Stored data entries
----------------------------------------

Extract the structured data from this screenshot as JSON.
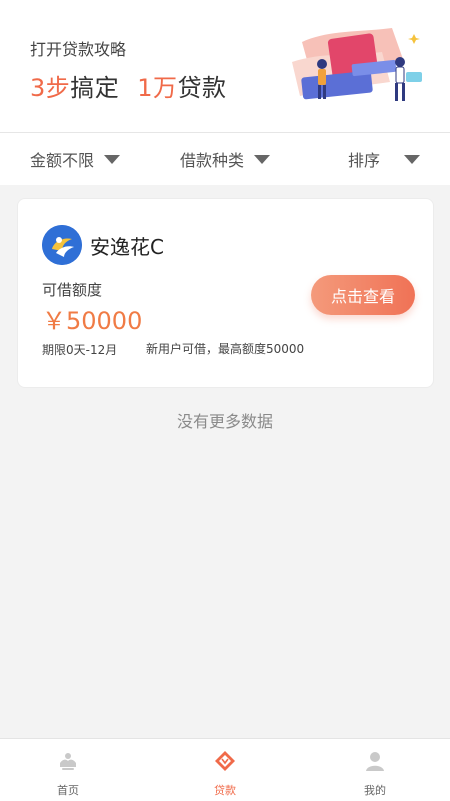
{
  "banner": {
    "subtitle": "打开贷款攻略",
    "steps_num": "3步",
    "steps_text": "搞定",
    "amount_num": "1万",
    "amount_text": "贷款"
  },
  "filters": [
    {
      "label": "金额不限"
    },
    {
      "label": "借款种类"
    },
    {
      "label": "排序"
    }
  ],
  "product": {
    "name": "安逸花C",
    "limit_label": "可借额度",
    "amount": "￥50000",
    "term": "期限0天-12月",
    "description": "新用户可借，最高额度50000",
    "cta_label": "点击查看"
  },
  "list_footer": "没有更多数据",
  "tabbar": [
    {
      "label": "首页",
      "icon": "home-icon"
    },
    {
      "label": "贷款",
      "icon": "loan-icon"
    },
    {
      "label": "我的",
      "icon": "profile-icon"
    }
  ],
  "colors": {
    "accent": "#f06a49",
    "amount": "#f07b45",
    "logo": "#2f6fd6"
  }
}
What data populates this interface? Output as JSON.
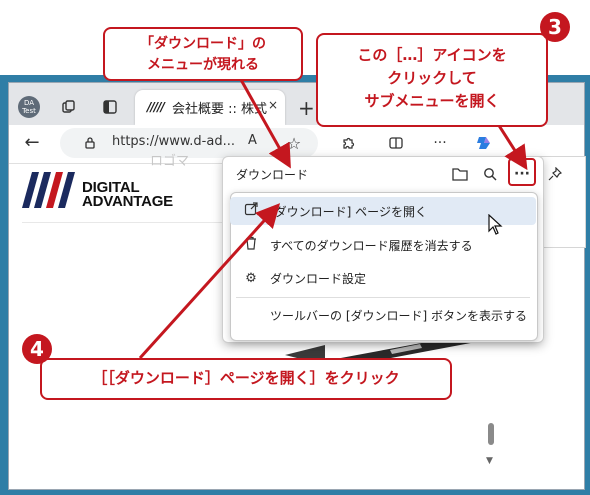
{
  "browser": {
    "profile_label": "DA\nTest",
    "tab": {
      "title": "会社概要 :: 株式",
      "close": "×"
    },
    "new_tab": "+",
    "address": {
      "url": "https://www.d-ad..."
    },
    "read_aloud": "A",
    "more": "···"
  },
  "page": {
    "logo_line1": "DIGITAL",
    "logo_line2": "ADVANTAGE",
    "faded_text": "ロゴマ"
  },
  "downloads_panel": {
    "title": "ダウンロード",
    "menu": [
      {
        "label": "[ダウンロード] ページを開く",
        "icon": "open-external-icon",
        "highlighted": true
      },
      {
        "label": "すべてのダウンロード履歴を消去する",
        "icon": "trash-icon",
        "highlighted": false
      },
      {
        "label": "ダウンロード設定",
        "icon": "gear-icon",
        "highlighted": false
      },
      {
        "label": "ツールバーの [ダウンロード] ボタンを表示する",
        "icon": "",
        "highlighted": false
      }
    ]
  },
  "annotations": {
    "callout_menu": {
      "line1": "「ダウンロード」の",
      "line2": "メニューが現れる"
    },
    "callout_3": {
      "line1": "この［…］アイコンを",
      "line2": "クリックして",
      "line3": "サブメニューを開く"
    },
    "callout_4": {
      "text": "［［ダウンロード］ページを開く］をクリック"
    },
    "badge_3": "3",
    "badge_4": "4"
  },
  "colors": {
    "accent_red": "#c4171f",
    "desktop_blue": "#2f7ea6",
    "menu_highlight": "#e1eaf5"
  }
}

----------------------------------------

* _Problem statement_:
In your copy, repeat each record exactly and include no pictures.

* _Result of this exercise_:
Extract the structured data from this screenshot as JSON.
{
  "banner": {
    "subtitle": "打开贷款攻略",
    "steps_num": "3步",
    "steps_text": "搞定",
    "amount_num": "1万",
    "amount_text": "贷款"
  },
  "filters": [
    {
      "label": "金额不限"
    },
    {
      "label": "借款种类"
    },
    {
      "label": "排序"
    }
  ],
  "product": {
    "name": "安逸花C",
    "limit_label": "可借额度",
    "amount": "￥50000",
    "term": "期限0天-12月",
    "description": "新用户可借，最高额度50000",
    "cta_label": "点击查看"
  },
  "list_footer": "没有更多数据",
  "tabbar": [
    {
      "label": "首页",
      "icon": "home-icon"
    },
    {
      "label": "贷款",
      "icon": "loan-icon"
    },
    {
      "label": "我的",
      "icon": "profile-icon"
    }
  ],
  "colors": {
    "accent": "#f06a49",
    "amount": "#f07b45",
    "logo": "#2f6fd6"
  }
}
What data populates this interface? Output as JSON.
{
  "browser": {
    "profile_label": "DA\nTest",
    "tab": {
      "title": "会社概要 :: 株式",
      "close": "×"
    },
    "new_tab": "+",
    "address": {
      "url": "https://www.d-ad..."
    },
    "read_aloud": "A",
    "more": "···"
  },
  "page": {
    "logo_line1": "DIGITAL",
    "logo_line2": "ADVANTAGE",
    "faded_text": "ロゴマ"
  },
  "downloads_panel": {
    "title": "ダウンロード",
    "menu": [
      {
        "label": "[ダウンロード] ページを開く",
        "icon": "open-external-icon",
        "highlighted": true
      },
      {
        "label": "すべてのダウンロード履歴を消去する",
        "icon": "trash-icon",
        "highlighted": false
      },
      {
        "label": "ダウンロード設定",
        "icon": "gear-icon",
        "highlighted": false
      },
      {
        "label": "ツールバーの [ダウンロード] ボタンを表示する",
        "icon": "",
        "highlighted": false
      }
    ]
  },
  "annotations": {
    "callout_menu": {
      "line1": "「ダウンロード」の",
      "line2": "メニューが現れる"
    },
    "callout_3": {
      "line1": "この［…］アイコンを",
      "line2": "クリックして",
      "line3": "サブメニューを開く"
    },
    "callout_4": {
      "text": "［［ダウンロード］ページを開く］をクリック"
    },
    "badge_3": "3",
    "badge_4": "4"
  },
  "colors": {
    "accent_red": "#c4171f",
    "desktop_blue": "#2f7ea6",
    "menu_highlight": "#e1eaf5"
  }
}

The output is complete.